▸ Work required
Determine how many lines below hold the string "data". Reply with the number alone.
┌─ Material to process
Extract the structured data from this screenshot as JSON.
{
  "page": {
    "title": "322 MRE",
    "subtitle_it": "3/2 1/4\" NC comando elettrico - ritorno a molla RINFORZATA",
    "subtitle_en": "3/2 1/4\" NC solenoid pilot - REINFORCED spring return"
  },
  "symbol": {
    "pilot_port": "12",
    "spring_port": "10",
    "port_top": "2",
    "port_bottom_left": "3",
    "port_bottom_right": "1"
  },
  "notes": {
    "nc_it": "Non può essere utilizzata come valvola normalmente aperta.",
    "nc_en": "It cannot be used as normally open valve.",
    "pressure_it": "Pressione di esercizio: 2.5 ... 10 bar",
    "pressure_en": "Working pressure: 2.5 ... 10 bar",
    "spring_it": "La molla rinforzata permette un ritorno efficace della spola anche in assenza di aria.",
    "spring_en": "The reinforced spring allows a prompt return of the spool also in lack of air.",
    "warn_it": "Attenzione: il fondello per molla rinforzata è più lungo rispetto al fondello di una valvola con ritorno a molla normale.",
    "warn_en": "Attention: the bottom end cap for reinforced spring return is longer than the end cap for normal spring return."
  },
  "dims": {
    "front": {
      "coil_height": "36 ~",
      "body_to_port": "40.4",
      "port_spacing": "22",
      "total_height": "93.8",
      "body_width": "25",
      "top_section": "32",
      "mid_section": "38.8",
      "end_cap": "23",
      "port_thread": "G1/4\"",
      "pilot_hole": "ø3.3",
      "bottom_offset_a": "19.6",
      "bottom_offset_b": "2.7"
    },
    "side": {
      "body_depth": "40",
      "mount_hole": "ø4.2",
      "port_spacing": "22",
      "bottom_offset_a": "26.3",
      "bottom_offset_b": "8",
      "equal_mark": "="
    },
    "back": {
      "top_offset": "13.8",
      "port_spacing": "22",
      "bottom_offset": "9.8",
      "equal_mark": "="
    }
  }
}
└─
┌─ Material to process
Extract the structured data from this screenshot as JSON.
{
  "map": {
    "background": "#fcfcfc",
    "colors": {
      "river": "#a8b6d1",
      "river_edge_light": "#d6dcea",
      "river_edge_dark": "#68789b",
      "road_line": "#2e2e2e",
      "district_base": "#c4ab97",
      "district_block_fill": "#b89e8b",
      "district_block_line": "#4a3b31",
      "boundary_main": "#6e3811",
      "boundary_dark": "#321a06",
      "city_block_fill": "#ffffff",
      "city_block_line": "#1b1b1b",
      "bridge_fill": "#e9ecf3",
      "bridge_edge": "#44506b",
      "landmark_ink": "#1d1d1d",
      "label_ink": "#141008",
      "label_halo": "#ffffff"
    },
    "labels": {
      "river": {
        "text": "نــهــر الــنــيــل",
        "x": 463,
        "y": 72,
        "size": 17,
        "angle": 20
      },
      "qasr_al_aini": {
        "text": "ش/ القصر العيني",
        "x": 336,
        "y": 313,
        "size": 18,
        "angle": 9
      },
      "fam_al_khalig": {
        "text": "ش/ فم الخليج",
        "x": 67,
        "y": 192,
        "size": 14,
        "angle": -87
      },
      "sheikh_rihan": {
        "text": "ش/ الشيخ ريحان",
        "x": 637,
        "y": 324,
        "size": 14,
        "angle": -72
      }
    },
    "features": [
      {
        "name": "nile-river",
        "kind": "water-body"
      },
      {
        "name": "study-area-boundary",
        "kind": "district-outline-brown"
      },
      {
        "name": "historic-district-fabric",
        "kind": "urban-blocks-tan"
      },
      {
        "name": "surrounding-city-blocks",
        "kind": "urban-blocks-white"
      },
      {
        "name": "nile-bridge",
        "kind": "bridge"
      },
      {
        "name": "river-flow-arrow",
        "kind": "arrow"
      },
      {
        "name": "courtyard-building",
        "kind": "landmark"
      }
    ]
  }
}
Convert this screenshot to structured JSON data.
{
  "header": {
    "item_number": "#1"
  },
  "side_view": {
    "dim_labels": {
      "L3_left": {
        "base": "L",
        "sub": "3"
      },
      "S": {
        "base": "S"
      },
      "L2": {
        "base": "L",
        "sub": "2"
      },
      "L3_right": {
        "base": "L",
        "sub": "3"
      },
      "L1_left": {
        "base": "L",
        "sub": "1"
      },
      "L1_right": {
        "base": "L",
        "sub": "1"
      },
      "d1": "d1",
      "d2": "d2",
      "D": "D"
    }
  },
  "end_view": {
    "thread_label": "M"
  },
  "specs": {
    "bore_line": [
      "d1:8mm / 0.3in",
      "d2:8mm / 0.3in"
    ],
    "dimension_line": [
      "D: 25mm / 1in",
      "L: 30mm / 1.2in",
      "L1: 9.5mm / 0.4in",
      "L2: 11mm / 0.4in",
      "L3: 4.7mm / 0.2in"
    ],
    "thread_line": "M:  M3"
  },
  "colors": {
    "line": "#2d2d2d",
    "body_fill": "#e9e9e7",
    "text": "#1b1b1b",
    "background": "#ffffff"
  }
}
└─
┌─ Material to process
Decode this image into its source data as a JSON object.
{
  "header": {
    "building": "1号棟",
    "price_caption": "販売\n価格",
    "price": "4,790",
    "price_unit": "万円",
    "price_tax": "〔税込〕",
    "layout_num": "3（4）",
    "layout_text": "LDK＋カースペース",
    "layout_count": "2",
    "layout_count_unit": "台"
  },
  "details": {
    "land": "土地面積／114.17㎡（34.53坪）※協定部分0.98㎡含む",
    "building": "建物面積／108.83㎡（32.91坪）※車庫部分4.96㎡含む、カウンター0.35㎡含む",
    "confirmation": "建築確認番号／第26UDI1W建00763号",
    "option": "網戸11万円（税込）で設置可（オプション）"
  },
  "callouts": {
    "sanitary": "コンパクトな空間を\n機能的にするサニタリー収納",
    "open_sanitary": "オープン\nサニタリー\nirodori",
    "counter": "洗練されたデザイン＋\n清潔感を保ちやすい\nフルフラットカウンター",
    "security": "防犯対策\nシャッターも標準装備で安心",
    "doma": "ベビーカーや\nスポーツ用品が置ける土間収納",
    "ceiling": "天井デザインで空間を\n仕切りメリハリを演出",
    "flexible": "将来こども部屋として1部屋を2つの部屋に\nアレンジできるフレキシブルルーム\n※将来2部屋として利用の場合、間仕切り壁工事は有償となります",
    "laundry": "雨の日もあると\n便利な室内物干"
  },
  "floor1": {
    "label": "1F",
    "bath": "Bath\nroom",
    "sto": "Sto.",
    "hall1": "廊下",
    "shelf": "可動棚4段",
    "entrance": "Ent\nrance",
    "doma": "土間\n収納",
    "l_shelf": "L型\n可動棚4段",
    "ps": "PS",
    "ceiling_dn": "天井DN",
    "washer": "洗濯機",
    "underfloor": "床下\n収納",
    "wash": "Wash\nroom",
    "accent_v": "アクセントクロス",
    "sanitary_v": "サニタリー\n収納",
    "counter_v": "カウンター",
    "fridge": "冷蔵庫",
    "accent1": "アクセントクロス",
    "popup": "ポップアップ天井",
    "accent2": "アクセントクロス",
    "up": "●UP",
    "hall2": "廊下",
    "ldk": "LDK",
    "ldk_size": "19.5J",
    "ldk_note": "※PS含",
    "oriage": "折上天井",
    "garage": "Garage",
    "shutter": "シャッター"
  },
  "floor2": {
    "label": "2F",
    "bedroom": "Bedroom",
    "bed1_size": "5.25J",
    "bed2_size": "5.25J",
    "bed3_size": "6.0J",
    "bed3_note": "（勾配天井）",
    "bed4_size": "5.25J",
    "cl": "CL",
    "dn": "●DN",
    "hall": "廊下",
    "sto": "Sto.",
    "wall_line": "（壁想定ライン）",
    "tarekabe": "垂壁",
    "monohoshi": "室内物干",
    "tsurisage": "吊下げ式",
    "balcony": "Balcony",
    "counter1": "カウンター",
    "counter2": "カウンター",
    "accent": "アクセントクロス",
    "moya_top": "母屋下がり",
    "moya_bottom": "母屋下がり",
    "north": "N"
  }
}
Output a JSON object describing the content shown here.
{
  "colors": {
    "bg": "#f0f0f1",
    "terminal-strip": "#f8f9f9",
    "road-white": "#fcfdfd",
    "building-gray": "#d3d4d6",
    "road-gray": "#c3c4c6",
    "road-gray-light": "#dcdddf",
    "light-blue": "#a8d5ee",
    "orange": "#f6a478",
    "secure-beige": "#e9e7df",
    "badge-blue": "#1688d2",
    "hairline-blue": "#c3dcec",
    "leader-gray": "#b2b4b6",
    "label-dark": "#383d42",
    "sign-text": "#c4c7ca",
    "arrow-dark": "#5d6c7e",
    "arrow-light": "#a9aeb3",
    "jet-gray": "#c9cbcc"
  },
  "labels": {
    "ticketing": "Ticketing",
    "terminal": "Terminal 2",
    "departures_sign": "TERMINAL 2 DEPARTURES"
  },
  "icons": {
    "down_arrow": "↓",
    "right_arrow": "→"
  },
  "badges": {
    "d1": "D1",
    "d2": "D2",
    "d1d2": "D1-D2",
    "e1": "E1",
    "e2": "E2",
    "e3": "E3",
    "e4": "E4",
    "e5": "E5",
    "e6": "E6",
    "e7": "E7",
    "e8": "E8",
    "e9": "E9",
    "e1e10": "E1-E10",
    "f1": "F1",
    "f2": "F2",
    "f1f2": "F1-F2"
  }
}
└─
▸ Exercise solution
4